Records shown |
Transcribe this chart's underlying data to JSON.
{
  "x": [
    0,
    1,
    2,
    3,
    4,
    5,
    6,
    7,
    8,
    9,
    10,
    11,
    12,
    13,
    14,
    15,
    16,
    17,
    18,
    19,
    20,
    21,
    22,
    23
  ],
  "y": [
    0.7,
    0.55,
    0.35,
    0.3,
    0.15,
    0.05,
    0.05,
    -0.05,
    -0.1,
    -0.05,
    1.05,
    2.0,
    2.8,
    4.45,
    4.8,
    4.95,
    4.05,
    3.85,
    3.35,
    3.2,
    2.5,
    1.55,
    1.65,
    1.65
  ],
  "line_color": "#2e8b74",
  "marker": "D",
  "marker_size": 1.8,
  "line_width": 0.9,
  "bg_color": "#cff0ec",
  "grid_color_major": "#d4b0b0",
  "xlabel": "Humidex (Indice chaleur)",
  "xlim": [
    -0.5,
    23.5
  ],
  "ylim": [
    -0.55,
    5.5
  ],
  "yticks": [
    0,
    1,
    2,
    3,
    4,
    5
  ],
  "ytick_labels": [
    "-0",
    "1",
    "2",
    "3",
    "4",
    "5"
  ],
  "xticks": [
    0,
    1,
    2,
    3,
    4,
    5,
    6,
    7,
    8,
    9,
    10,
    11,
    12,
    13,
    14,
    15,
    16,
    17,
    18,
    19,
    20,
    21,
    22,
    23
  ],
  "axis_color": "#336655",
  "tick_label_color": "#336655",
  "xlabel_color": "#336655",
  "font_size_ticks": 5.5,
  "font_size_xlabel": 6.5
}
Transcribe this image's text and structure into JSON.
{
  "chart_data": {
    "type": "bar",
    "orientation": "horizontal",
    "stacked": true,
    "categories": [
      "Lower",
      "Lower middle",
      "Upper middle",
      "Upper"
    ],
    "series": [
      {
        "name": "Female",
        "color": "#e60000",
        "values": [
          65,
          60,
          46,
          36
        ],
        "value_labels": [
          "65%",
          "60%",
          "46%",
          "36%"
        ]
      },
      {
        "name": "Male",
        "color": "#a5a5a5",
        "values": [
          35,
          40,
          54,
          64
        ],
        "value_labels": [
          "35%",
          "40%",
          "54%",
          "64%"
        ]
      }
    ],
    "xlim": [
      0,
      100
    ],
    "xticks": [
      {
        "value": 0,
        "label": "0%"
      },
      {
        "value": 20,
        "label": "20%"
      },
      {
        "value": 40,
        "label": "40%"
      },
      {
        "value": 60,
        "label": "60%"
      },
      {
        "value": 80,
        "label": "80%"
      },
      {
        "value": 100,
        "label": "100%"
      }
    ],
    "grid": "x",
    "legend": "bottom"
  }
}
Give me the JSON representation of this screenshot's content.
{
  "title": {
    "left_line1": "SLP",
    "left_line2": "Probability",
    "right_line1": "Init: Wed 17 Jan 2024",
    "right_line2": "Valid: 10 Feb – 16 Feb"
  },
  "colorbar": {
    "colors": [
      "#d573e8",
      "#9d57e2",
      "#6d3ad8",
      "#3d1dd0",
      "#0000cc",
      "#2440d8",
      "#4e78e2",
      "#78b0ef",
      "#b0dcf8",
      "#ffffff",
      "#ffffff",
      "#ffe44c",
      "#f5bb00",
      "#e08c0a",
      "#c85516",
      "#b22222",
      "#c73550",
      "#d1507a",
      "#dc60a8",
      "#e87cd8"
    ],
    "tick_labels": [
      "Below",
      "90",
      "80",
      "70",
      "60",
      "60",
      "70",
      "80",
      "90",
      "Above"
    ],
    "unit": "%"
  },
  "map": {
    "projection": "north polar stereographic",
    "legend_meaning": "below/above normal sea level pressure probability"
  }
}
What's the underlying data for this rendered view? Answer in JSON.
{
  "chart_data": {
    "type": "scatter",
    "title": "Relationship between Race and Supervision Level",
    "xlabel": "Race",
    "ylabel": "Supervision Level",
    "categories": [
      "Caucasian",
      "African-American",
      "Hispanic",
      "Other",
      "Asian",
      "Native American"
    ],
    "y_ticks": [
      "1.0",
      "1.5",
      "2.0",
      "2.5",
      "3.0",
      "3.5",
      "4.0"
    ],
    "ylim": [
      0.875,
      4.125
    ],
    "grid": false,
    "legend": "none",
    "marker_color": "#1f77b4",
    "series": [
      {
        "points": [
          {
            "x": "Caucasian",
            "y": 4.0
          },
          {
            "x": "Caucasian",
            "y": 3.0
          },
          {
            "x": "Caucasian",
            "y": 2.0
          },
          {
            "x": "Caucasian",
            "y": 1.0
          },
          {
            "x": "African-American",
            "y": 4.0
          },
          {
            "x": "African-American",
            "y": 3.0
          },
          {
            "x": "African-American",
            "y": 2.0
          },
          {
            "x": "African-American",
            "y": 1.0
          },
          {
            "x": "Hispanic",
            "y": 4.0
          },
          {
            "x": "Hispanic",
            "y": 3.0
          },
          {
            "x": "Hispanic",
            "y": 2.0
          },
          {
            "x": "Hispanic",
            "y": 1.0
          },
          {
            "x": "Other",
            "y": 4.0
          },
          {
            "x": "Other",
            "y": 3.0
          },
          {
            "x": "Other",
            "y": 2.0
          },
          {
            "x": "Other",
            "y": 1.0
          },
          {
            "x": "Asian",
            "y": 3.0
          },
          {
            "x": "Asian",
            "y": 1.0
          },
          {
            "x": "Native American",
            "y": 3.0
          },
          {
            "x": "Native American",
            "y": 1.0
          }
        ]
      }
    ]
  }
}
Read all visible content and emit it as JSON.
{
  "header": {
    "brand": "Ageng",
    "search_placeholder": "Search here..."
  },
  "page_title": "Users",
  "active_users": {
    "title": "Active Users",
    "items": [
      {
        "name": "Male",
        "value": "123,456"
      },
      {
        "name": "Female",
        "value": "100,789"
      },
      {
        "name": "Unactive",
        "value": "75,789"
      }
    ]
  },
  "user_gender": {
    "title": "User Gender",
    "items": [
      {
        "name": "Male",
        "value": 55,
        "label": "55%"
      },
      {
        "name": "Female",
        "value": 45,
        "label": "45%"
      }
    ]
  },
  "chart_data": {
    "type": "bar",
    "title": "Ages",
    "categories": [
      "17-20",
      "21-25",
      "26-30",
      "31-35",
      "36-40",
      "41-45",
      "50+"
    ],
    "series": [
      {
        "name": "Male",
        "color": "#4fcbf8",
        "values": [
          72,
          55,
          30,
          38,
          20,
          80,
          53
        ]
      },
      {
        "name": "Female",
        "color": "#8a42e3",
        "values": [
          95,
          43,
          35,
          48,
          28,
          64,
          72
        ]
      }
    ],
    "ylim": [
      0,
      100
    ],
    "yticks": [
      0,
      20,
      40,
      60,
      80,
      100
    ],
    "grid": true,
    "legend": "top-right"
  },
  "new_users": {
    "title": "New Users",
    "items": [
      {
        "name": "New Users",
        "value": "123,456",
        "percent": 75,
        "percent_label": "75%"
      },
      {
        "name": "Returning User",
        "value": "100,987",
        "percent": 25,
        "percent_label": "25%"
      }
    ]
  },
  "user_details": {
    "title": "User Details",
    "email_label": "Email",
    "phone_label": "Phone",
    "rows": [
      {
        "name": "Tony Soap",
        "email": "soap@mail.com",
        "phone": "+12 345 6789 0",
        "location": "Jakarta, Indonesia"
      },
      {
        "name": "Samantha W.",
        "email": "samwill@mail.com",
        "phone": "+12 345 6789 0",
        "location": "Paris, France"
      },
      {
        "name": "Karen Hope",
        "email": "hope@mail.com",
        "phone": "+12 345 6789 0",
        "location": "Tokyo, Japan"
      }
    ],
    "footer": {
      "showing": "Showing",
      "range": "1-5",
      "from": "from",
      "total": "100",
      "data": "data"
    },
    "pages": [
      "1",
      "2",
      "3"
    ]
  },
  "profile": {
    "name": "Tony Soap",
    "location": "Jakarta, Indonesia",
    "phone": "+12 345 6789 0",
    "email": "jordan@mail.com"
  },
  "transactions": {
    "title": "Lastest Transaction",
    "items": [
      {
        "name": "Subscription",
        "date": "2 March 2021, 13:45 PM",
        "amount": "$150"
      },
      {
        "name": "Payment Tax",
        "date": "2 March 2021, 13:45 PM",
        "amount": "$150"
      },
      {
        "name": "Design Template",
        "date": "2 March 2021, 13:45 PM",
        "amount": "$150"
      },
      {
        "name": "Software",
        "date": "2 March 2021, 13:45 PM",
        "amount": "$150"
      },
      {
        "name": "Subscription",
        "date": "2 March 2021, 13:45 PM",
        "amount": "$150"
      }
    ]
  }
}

Stated goal |
Take every line from the data that contains the word "Supervision".

Reply |
    "title": "Relationship between Race and Supervision Level",
    "ylabel": "Supervision Level",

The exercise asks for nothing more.